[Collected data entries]
>> Begin
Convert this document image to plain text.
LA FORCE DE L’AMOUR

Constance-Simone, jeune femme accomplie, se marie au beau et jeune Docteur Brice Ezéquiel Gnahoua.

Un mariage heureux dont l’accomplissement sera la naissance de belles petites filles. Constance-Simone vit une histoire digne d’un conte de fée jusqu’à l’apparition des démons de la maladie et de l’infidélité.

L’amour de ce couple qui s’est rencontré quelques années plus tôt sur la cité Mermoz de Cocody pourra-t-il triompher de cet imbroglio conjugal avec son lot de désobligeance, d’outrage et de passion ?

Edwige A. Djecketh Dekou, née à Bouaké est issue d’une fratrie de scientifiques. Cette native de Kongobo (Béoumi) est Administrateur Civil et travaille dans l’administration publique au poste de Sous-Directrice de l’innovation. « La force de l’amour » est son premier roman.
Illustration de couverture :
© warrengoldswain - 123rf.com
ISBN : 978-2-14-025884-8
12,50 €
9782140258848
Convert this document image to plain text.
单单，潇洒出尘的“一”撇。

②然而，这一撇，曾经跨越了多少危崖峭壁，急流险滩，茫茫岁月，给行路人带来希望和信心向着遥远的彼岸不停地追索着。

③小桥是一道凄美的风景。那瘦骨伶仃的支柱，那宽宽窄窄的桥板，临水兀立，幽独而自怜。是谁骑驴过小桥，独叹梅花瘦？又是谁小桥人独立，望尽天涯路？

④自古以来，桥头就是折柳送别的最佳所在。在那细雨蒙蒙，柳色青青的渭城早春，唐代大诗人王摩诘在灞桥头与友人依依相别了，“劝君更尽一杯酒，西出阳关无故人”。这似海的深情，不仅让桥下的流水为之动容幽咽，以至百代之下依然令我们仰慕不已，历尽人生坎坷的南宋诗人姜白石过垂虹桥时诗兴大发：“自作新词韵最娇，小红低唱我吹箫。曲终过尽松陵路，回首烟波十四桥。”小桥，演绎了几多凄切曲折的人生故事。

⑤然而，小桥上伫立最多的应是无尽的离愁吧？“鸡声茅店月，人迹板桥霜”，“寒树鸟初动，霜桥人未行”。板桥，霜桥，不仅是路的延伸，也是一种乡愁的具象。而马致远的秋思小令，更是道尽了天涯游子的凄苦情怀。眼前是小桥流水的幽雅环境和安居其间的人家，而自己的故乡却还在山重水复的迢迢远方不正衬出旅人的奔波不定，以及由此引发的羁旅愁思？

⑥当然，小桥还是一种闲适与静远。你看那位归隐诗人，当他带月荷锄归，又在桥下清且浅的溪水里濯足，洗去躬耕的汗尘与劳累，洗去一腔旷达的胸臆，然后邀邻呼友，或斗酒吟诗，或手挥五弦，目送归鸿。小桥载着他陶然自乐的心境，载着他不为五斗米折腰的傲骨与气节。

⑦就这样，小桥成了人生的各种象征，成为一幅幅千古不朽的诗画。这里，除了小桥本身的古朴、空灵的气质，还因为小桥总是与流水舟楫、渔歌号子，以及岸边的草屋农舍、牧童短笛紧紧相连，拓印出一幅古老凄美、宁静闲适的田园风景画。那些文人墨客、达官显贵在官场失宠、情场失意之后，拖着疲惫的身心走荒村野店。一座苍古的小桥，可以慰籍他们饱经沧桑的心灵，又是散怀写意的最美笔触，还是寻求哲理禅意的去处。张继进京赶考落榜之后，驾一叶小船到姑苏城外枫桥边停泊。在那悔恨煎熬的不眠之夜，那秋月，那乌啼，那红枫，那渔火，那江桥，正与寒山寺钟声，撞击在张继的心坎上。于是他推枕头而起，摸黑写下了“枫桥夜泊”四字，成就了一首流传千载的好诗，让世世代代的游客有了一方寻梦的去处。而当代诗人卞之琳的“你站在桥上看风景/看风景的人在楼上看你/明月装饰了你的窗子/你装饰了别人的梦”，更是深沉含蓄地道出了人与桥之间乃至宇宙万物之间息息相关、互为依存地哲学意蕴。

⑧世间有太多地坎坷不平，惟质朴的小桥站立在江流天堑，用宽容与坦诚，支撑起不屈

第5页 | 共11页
>> End
* TASK BRIEF
Make an exact copy of all the data.

* RESPONSE FOR THIS EXERCISE
Convert this document image to plain text.
LA FORCE DE L’AMOUR

Constance-Simone, jeune femme accomplie, se marie au beau et jeune Docteur Brice Ezéquiel Gnahoua.

Un mariage heureux dont l’accomplissement sera la naissance de belles petites filles. Constance-Simone vit une histoire digne d’un conte de fée jusqu’à l’apparition des démons de la maladie et de l’infidélité.

L’amour de ce couple qui s’est rencontré quelques années plus tôt sur la cité Mermoz de Cocody pourra-t-il triompher de cet imbroglio conjugal avec son lot de désobligeance, d’outrage et de passion ?

Edwige A. Djecketh Dekou, née à Bouaké est issue d’une fratrie de scientifiques. Cette native de Kongobo (Béoumi) est Administrateur Civil et travaille dans l’administration publique au poste de Sous-Directrice de l’innovation. « La force de l’amour » est son premier roman.
Illustration de couverture :
© warrengoldswain - 123rf.com
ISBN : 978-2-14-025884-8
12,50 €
9782140258848
Convert this document image to plain text.
单单，潇洒出尘的“一”撇。

②然而，这一撇，曾经跨越了多少危崖峭壁，急流险滩，茫茫岁月，给行路人带来希望和信心向着遥远的彼岸不停地追索着。

③小桥是一道凄美的风景。那瘦骨伶仃的支柱，那宽宽窄窄的桥板，临水兀立，幽独而自怜。是谁骑驴过小桥，独叹梅花瘦？又是谁小桥人独立，望尽天涯路？

④自古以来，桥头就是折柳送别的最佳所在。在那细雨蒙蒙，柳色青青的渭城早春，唐代大诗人王摩诘在灞桥头与友人依依相别了，“劝君更尽一杯酒，西出阳关无故人”。这似海的深情，不仅让桥下的流水为之动容幽咽，以至百代之下依然令我们仰慕不已，历尽人生坎坷的南宋诗人姜白石过垂虹桥时诗兴大发：“自作新词韵最娇，小红低唱我吹箫。曲终过尽松陵路，回首烟波十四桥。”小桥，演绎了几多凄切曲折的人生故事。

⑤然而，小桥上伫立最多的应是无尽的离愁吧？“鸡声茅店月，人迹板桥霜”，“寒树鸟初动，霜桥人未行”。板桥，霜桥，不仅是路的延伸，也是一种乡愁的具象。而马致远的秋思小令，更是道尽了天涯游子的凄苦情怀。眼前是小桥流水的幽雅环境和安居其间的人家，而自己的故乡却还在山重水复的迢迢远方不正衬出旅人的奔波不定，以及由此引发的羁旅愁思？

⑥当然，小桥还是一种闲适与静远。你看那位归隐诗人，当他带月荷锄归，又在桥下清且浅的溪水里濯足，洗去躬耕的汗尘与劳累，洗去一腔旷达的胸臆，然后邀邻呼友，或斗酒吟诗，或手挥五弦，目送归鸿。小桥载着他陶然自乐的心境，载着他不为五斗米折腰的傲骨与气节。

⑦就这样，小桥成了人生的各种象征，成为一幅幅千古不朽的诗画。这里，除了小桥本身的古朴、空灵的气质，还因为小桥总是与流水舟楫、渔歌号子，以及岸边的草屋农舍、牧童短笛紧紧相连，拓印出一幅古老凄美、宁静闲适的田园风景画。那些文人墨客、达官显贵在官场失宠、情场失意之后，拖着疲惫的身心走荒村野店。一座苍古的小桥，可以慰籍他们饱经沧桑的心灵，又是散怀写意的最美笔触，还是寻求哲理禅意的去处。张继进京赶考落榜之后，驾一叶小船到姑苏城外枫桥边停泊。在那悔恨煎熬的不眠之夜，那秋月，那乌啼，那红枫，那渔火，那江桥，正与寒山寺钟声，撞击在张继的心坎上。于是他推枕头而起，摸黑写下了“枫桥夜泊”四字，成就了一首流传千载的好诗，让世世代代的游客有了一方寻梦的去处。而当代诗人卞之琳的“你站在桥上看风景/看风景的人在楼上看你/明月装饰了你的窗子/你装饰了别人的梦”，更是深沉含蓄地道出了人与桥之间乃至宇宙万物之间息息相关、互为依存地哲学意蕴。

⑧世间有太多地坎坷不平，惟质朴的小桥站立在江流天堑，用宽容与坦诚，支撑起不屈

第5页 | 共11页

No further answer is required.